* [THE TASK] Each record must be reproduced exactly as it is shown.

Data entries
------------------------
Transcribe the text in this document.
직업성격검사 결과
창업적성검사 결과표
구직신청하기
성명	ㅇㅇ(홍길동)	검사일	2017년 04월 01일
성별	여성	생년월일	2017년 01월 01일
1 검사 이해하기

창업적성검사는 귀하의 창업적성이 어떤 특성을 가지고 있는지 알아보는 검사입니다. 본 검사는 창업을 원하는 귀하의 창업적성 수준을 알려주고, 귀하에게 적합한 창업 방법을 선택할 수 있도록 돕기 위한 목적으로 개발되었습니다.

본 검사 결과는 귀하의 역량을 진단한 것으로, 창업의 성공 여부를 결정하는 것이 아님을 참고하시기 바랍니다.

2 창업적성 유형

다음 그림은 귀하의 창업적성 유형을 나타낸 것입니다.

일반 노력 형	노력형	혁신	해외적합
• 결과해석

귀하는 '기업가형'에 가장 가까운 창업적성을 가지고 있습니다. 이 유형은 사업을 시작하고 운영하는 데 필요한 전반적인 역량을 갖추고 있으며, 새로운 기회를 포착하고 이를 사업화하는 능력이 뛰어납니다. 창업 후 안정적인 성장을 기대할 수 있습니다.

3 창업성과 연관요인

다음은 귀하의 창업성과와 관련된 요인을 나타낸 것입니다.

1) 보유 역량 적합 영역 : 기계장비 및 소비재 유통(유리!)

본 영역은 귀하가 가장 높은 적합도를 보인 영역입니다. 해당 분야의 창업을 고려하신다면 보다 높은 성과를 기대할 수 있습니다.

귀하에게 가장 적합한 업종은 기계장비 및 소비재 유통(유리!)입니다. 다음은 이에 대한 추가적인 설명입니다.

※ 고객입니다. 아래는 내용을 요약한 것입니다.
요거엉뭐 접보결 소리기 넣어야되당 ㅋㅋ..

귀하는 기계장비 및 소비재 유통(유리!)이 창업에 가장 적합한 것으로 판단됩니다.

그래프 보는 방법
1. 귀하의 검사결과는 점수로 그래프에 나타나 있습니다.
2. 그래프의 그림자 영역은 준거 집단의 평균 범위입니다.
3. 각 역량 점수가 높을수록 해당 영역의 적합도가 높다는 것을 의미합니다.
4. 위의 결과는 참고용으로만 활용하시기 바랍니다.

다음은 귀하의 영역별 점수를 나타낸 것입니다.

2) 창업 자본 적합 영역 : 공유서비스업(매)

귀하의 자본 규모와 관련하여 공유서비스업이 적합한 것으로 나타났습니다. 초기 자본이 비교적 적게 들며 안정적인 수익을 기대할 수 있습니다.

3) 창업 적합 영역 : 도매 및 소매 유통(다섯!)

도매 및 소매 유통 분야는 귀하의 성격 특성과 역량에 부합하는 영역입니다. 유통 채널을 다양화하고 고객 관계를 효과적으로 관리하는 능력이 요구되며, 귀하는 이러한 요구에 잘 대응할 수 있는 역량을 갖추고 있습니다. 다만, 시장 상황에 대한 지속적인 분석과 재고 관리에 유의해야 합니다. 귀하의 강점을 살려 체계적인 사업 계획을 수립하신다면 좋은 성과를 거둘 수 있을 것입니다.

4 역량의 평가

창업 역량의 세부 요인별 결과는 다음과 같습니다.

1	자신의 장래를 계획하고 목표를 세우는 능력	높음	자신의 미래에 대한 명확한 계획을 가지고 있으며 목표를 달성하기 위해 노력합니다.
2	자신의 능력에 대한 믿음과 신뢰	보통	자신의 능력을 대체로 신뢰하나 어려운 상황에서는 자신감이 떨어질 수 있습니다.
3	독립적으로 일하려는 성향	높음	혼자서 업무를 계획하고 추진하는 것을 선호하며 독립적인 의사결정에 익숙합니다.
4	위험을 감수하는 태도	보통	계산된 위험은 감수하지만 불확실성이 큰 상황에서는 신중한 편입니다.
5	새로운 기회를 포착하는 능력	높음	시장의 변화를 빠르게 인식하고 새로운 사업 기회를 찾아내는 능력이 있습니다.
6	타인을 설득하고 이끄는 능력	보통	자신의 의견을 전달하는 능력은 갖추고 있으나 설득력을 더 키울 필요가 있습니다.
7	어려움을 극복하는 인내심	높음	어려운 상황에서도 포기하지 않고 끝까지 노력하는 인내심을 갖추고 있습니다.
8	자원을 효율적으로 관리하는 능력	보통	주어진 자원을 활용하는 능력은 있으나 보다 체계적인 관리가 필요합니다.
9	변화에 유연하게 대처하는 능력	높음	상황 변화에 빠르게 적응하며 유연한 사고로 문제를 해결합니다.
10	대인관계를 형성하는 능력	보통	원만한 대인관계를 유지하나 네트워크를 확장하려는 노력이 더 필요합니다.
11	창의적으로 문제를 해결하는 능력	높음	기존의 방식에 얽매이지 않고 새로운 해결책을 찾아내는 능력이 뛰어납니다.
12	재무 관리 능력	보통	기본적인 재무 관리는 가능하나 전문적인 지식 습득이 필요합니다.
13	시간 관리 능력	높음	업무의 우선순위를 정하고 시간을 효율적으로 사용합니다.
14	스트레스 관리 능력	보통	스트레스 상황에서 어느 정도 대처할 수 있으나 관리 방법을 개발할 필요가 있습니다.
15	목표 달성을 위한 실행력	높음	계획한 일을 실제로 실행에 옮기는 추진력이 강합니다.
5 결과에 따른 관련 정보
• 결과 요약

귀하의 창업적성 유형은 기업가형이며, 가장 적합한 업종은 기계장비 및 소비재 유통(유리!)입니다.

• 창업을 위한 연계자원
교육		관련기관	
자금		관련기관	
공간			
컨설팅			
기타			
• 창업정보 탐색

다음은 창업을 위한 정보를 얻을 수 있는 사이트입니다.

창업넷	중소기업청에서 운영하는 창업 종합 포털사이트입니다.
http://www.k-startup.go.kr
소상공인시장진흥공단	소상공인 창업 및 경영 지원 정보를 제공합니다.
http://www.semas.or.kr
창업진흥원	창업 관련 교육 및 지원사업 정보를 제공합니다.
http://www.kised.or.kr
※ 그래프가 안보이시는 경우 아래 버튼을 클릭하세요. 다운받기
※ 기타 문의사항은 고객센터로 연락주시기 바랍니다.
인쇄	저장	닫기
------------------------
* [WRITTEN SOLUTION]
Transcribe the text in this document.
직업성격검사 결과
창업적성검사 결과표
구직신청하기
성명	ㅇㅇ(홍길동)	검사일	2017년 04월 01일
성별	여성	생년월일	2017년 01월 01일
1 검사 이해하기

창업적성검사는 귀하의 창업적성이 어떤 특성을 가지고 있는지 알아보는 검사입니다. 본 검사는 창업을 원하는 귀하의 창업적성 수준을 알려주고, 귀하에게 적합한 창업 방법을 선택할 수 있도록 돕기 위한 목적으로 개발되었습니다.

본 검사 결과는 귀하의 역량을 진단한 것으로, 창업의 성공 여부를 결정하는 것이 아님을 참고하시기 바랍니다.

2 창업적성 유형

다음 그림은 귀하의 창업적성 유형을 나타낸 것입니다.

일반 노력 형	노력형	혁신	해외적합
• 결과해석

귀하는 '기업가형'에 가장 가까운 창업적성을 가지고 있습니다. 이 유형은 사업을 시작하고 운영하는 데 필요한 전반적인 역량을 갖추고 있으며, 새로운 기회를 포착하고 이를 사업화하는 능력이 뛰어납니다. 창업 후 안정적인 성장을 기대할 수 있습니다.

3 창업성과 연관요인

다음은 귀하의 창업성과와 관련된 요인을 나타낸 것입니다.

1) 보유 역량 적합 영역 : 기계장비 및 소비재 유통(유리!)

본 영역은 귀하가 가장 높은 적합도를 보인 영역입니다. 해당 분야의 창업을 고려하신다면 보다 높은 성과를 기대할 수 있습니다.

귀하에게 가장 적합한 업종은 기계장비 및 소비재 유통(유리!)입니다. 다음은 이에 대한 추가적인 설명입니다.

※ 고객입니다. 아래는 내용을 요약한 것입니다.
요거엉뭐 접보결 소리기 넣어야되당 ㅋㅋ..

귀하는 기계장비 및 소비재 유통(유리!)이 창업에 가장 적합한 것으로 판단됩니다.

그래프 보는 방법
1. 귀하의 검사결과는 점수로 그래프에 나타나 있습니다.
2. 그래프의 그림자 영역은 준거 집단의 평균 범위입니다.
3. 각 역량 점수가 높을수록 해당 영역의 적합도가 높다는 것을 의미합니다.
4. 위의 결과는 참고용으로만 활용하시기 바랍니다.

다음은 귀하의 영역별 점수를 나타낸 것입니다.

2) 창업 자본 적합 영역 : 공유서비스업(매)

귀하의 자본 규모와 관련하여 공유서비스업이 적합한 것으로 나타났습니다. 초기 자본이 비교적 적게 들며 안정적인 수익을 기대할 수 있습니다.

3) 창업 적합 영역 : 도매 및 소매 유통(다섯!)

도매 및 소매 유통 분야는 귀하의 성격 특성과 역량에 부합하는 영역입니다. 유통 채널을 다양화하고 고객 관계를 효과적으로 관리하는 능력이 요구되며, 귀하는 이러한 요구에 잘 대응할 수 있는 역량을 갖추고 있습니다. 다만, 시장 상황에 대한 지속적인 분석과 재고 관리에 유의해야 합니다. 귀하의 강점을 살려 체계적인 사업 계획을 수립하신다면 좋은 성과를 거둘 수 있을 것입니다.

4 역량의 평가

창업 역량의 세부 요인별 결과는 다음과 같습니다.

1	자신의 장래를 계획하고 목표를 세우는 능력	높음	자신의 미래에 대한 명확한 계획을 가지고 있으며 목표를 달성하기 위해 노력합니다.
2	자신의 능력에 대한 믿음과 신뢰	보통	자신의 능력을 대체로 신뢰하나 어려운 상황에서는 자신감이 떨어질 수 있습니다.
3	독립적으로 일하려는 성향	높음	혼자서 업무를 계획하고 추진하는 것을 선호하며 독립적인 의사결정에 익숙합니다.
4	위험을 감수하는 태도	보통	계산된 위험은 감수하지만 불확실성이 큰 상황에서는 신중한 편입니다.
5	새로운 기회를 포착하는 능력	높음	시장의 변화를 빠르게 인식하고 새로운 사업 기회를 찾아내는 능력이 있습니다.
6	타인을 설득하고 이끄는 능력	보통	자신의 의견을 전달하는 능력은 갖추고 있으나 설득력을 더 키울 필요가 있습니다.
7	어려움을 극복하는 인내심	높음	어려운 상황에서도 포기하지 않고 끝까지 노력하는 인내심을 갖추고 있습니다.
8	자원을 효율적으로 관리하는 능력	보통	주어진 자원을 활용하는 능력은 있으나 보다 체계적인 관리가 필요합니다.
9	변화에 유연하게 대처하는 능력	높음	상황 변화에 빠르게 적응하며 유연한 사고로 문제를 해결합니다.
10	대인관계를 형성하는 능력	보통	원만한 대인관계를 유지하나 네트워크를 확장하려는 노력이 더 필요합니다.
11	창의적으로 문제를 해결하는 능력	높음	기존의 방식에 얽매이지 않고 새로운 해결책을 찾아내는 능력이 뛰어납니다.
12	재무 관리 능력	보통	기본적인 재무 관리는 가능하나 전문적인 지식 습득이 필요합니다.
13	시간 관리 능력	높음	업무의 우선순위를 정하고 시간을 효율적으로 사용합니다.
14	스트레스 관리 능력	보통	스트레스 상황에서 어느 정도 대처할 수 있으나 관리 방법을 개발할 필요가 있습니다.
15	목표 달성을 위한 실행력	높음	계획한 일을 실제로 실행에 옮기는 추진력이 강합니다.
5 결과에 따른 관련 정보
• 결과 요약

귀하의 창업적성 유형은 기업가형이며, 가장 적합한 업종은 기계장비 및 소비재 유통(유리!)입니다.

• 창업을 위한 연계자원
교육		관련기관	
자금		관련기관	
공간			
컨설팅			
기타			
• 창업정보 탐색

다음은 창업을 위한 정보를 얻을 수 있는 사이트입니다.

창업넷	중소기업청에서 운영하는 창업 종합 포털사이트입니다.
http://www.k-startup.go.kr
소상공인시장진흥공단	소상공인 창업 및 경영 지원 정보를 제공합니다.
http://www.semas.or.kr
창업진흥원	창업 관련 교육 및 지원사업 정보를 제공합니다.
http://www.kised.or.kr
※ 그래프가 안보이시는 경우 아래 버튼을 클릭하세요. 다운받기
※ 기타 문의사항은 고객센터로 연락주시기 바랍니다.
인쇄	저장	닫기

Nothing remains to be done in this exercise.